Exercise instructions:
Copy the lines holding the word "content", all of them.

Data lines:
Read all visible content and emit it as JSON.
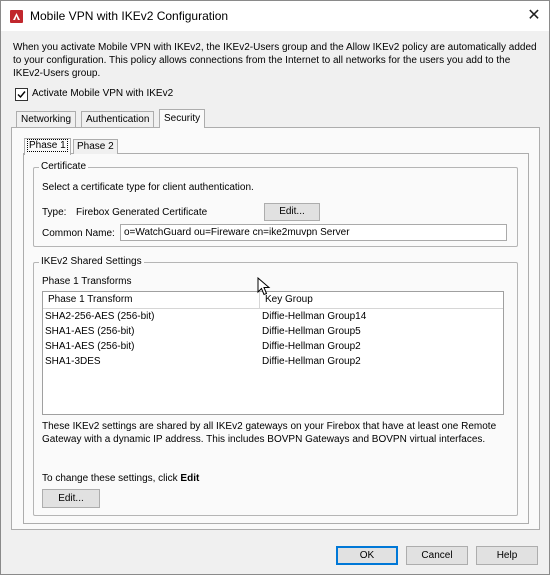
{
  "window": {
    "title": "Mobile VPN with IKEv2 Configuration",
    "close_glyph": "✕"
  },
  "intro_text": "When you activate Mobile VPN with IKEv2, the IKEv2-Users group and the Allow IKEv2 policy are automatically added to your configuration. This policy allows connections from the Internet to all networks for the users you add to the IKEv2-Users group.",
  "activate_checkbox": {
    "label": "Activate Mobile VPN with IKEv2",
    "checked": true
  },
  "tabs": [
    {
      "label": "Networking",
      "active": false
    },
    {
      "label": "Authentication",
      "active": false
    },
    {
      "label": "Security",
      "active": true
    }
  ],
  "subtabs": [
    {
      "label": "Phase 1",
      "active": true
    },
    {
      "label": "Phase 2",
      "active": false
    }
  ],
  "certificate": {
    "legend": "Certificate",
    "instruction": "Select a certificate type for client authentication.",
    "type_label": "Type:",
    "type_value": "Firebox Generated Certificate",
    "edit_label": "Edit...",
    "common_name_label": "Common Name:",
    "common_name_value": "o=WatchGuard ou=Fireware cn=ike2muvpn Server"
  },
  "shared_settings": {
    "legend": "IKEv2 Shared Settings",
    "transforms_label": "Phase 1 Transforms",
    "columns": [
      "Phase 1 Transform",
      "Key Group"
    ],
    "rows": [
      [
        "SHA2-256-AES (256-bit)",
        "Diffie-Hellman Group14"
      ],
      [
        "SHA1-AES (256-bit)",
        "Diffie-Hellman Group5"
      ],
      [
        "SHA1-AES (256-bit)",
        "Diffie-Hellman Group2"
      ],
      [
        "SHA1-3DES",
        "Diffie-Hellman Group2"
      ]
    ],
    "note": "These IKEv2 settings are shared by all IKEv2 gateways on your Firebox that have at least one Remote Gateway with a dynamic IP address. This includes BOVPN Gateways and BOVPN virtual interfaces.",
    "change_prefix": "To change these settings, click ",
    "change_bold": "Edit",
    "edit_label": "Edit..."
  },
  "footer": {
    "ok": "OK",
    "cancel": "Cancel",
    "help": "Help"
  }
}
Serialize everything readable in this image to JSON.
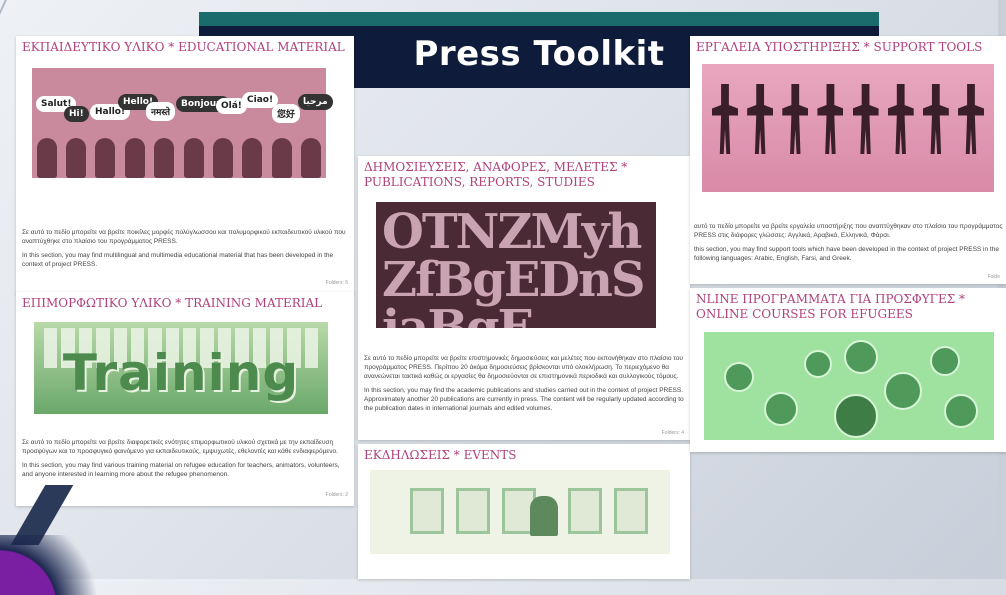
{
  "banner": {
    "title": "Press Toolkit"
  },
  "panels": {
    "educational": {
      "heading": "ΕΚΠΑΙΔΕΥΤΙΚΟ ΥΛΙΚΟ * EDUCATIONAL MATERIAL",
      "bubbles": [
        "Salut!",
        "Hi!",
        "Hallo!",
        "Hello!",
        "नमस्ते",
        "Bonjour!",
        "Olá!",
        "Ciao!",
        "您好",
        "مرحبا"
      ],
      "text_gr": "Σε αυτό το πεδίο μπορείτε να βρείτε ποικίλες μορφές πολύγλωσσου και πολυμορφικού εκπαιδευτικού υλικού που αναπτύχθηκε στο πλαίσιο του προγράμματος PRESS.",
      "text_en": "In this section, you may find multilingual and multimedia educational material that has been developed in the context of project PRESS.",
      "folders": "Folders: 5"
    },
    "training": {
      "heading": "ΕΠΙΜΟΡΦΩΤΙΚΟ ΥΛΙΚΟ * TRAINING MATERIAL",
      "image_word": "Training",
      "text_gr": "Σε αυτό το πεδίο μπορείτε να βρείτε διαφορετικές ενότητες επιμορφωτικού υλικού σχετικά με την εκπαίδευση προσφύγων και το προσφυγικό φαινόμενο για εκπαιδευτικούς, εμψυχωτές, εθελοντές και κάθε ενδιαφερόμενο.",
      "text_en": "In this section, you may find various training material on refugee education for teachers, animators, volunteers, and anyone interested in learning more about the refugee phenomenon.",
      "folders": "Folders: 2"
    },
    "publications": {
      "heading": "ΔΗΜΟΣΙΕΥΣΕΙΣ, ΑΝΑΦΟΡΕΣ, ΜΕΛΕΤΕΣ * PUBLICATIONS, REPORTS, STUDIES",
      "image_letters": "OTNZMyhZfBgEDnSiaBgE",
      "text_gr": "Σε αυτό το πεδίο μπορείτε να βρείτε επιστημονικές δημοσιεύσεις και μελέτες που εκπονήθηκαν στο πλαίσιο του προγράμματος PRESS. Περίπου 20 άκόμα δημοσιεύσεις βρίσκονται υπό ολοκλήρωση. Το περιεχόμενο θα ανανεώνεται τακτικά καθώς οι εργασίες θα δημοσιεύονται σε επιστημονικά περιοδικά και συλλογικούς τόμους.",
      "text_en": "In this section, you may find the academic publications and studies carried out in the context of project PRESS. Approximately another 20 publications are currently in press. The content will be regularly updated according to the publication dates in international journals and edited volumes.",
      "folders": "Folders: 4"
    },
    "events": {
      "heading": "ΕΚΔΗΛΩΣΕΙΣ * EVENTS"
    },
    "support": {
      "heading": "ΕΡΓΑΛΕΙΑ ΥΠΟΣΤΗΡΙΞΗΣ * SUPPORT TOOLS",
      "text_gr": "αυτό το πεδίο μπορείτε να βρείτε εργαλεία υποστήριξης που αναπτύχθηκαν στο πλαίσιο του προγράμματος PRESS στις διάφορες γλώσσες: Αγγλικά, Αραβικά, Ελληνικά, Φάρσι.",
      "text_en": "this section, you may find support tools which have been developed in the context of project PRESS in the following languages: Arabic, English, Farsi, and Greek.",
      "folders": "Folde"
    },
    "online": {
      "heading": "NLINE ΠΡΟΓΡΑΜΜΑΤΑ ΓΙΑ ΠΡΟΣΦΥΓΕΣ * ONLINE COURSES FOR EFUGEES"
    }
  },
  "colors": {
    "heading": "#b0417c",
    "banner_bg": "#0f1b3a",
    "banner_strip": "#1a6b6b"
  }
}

Exercise result:
Read all visible content and emit it as JSON.
      "text_en": "In this section, you may find the academic publications and studies carried out in the context of project PRESS. Approximately another 20 publications are currently in press. The content will be regularly updated according to the publication dates in international journals and edited volumes.",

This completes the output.